Figure collection entries:

START

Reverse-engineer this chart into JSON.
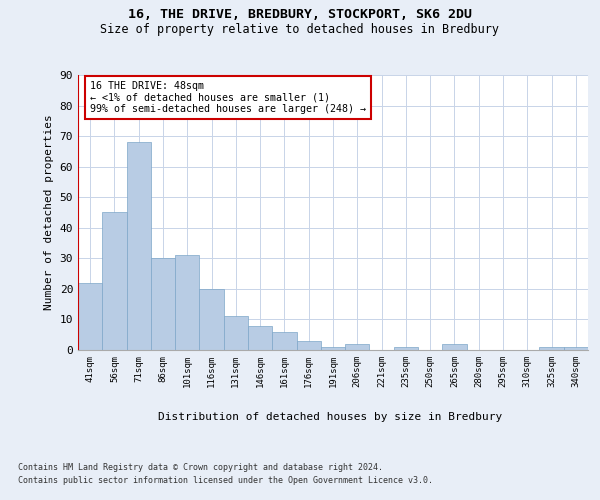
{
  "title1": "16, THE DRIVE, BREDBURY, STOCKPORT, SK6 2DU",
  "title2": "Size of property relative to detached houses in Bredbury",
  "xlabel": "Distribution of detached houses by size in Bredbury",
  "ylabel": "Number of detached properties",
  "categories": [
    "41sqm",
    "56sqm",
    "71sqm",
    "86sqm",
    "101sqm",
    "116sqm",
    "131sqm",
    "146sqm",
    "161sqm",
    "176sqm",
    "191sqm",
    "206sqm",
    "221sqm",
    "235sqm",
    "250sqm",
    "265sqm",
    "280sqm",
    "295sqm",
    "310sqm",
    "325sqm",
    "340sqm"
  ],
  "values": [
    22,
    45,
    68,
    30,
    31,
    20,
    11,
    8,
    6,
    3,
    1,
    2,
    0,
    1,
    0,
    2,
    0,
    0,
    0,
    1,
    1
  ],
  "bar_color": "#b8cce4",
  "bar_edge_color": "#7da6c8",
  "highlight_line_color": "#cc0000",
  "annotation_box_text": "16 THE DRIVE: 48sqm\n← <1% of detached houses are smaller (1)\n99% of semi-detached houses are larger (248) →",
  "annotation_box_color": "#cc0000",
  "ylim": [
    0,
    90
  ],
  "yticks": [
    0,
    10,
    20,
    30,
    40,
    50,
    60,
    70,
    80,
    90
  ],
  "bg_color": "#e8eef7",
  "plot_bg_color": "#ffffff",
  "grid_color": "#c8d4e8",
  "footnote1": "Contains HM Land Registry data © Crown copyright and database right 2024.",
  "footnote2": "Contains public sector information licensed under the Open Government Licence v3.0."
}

END

WHAT NEEDS TO BE DONE
Transcribe the listing above verbatim. Omit the pictures.

OUTPUT BELOW
Reverse-engineer this chart into JSON.
{
  "title1": "16, THE DRIVE, BREDBURY, STOCKPORT, SK6 2DU",
  "title2": "Size of property relative to detached houses in Bredbury",
  "xlabel": "Distribution of detached houses by size in Bredbury",
  "ylabel": "Number of detached properties",
  "categories": [
    "41sqm",
    "56sqm",
    "71sqm",
    "86sqm",
    "101sqm",
    "116sqm",
    "131sqm",
    "146sqm",
    "161sqm",
    "176sqm",
    "191sqm",
    "206sqm",
    "221sqm",
    "235sqm",
    "250sqm",
    "265sqm",
    "280sqm",
    "295sqm",
    "310sqm",
    "325sqm",
    "340sqm"
  ],
  "values": [
    22,
    45,
    68,
    30,
    31,
    20,
    11,
    8,
    6,
    3,
    1,
    2,
    0,
    1,
    0,
    2,
    0,
    0,
    0,
    1,
    1
  ],
  "bar_color": "#b8cce4",
  "bar_edge_color": "#7da6c8",
  "highlight_line_color": "#cc0000",
  "annotation_box_text": "16 THE DRIVE: 48sqm\n← <1% of detached houses are smaller (1)\n99% of semi-detached houses are larger (248) →",
  "annotation_box_color": "#cc0000",
  "ylim": [
    0,
    90
  ],
  "yticks": [
    0,
    10,
    20,
    30,
    40,
    50,
    60,
    70,
    80,
    90
  ],
  "bg_color": "#e8eef7",
  "plot_bg_color": "#ffffff",
  "grid_color": "#c8d4e8",
  "footnote1": "Contains HM Land Registry data © Crown copyright and database right 2024.",
  "footnote2": "Contains public sector information licensed under the Open Government Licence v3.0."
}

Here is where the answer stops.